(Structured figure records)
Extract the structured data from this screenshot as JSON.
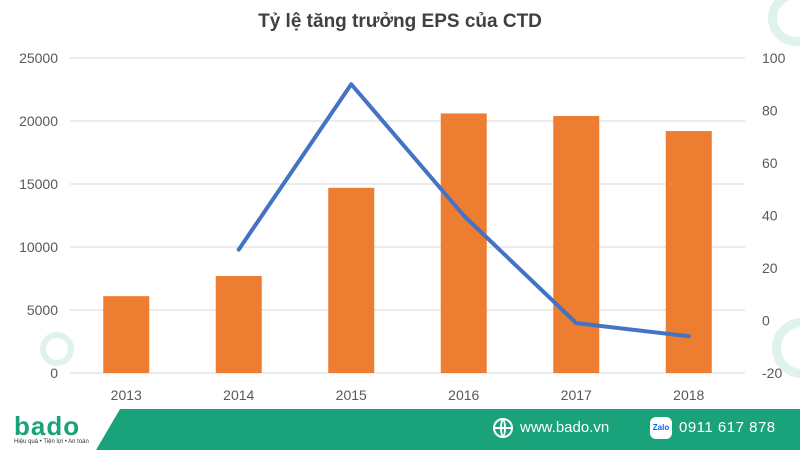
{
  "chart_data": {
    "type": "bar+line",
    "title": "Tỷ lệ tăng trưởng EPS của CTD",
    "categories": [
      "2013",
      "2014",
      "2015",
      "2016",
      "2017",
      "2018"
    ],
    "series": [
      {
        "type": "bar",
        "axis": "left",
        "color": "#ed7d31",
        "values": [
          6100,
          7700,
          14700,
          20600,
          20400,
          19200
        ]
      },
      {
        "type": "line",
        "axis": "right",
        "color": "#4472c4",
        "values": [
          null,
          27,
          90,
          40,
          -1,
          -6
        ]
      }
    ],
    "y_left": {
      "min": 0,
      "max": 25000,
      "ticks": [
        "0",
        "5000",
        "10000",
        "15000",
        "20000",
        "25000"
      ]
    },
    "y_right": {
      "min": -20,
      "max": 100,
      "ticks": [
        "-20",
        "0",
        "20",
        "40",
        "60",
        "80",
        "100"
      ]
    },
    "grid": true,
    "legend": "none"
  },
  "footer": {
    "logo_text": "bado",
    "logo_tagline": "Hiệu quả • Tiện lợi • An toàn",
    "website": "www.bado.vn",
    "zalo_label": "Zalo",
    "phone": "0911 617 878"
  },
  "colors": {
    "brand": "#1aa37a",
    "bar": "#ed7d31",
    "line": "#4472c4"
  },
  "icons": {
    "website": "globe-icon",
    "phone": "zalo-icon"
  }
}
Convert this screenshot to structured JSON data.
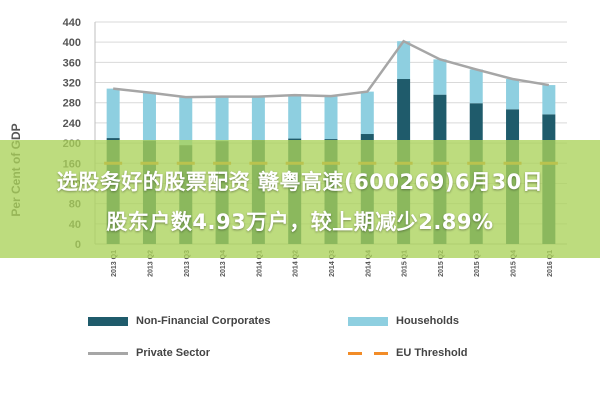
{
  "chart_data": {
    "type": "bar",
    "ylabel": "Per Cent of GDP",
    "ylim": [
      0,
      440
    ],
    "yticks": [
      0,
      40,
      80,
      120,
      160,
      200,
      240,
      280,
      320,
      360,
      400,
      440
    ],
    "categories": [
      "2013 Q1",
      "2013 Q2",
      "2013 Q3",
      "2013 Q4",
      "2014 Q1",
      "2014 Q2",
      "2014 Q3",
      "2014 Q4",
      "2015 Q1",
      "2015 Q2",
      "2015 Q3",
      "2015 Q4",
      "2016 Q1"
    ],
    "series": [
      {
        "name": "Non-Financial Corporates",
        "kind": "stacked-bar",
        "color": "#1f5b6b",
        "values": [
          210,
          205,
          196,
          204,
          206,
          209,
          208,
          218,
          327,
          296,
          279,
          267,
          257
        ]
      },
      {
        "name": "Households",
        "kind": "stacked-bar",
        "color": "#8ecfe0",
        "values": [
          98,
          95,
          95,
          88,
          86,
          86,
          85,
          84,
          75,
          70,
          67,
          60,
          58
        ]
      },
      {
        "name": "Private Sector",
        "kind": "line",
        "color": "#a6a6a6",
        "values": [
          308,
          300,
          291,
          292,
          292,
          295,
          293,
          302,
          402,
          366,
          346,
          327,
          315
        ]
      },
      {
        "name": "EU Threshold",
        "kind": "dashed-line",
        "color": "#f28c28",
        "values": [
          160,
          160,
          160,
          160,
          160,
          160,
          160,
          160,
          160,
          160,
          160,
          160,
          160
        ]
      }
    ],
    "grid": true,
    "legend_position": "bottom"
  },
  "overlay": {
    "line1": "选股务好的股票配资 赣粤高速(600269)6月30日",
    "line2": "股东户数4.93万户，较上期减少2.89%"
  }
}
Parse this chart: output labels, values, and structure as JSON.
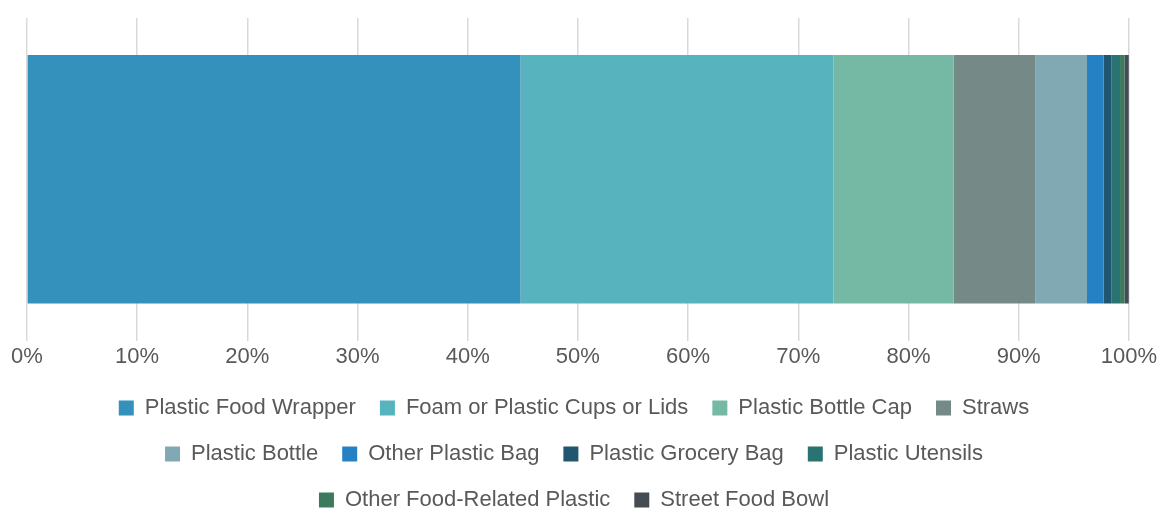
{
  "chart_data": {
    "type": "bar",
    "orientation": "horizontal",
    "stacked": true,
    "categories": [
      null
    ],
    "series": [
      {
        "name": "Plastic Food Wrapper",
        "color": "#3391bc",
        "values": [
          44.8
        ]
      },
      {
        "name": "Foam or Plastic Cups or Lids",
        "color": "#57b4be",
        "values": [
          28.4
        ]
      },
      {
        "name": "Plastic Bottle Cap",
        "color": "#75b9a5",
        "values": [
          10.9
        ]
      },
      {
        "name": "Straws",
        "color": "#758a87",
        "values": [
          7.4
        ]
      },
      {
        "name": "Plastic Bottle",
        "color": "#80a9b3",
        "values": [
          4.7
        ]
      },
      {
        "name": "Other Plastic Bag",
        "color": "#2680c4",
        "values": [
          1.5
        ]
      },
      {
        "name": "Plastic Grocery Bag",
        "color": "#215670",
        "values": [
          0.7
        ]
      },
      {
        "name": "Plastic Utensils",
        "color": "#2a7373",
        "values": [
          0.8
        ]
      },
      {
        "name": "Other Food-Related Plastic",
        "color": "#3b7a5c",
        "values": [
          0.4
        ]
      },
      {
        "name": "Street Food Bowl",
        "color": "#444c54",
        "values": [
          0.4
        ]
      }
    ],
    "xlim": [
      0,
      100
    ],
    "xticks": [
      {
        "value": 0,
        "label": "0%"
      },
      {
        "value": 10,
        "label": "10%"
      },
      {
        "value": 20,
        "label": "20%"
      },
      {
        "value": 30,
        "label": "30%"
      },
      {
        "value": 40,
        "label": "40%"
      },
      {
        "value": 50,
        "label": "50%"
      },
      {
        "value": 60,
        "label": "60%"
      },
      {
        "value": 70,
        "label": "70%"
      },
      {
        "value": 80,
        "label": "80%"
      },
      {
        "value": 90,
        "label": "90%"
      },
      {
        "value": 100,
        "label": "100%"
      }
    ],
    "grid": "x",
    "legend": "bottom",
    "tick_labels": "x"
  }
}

▶ **PROBLEM**
Gather every line from the listing above in which "bottom" appears, and copy those lines.

▶ **FULL SOLUTION**
    "legend_position": "bottom"
    "legend": "bottom",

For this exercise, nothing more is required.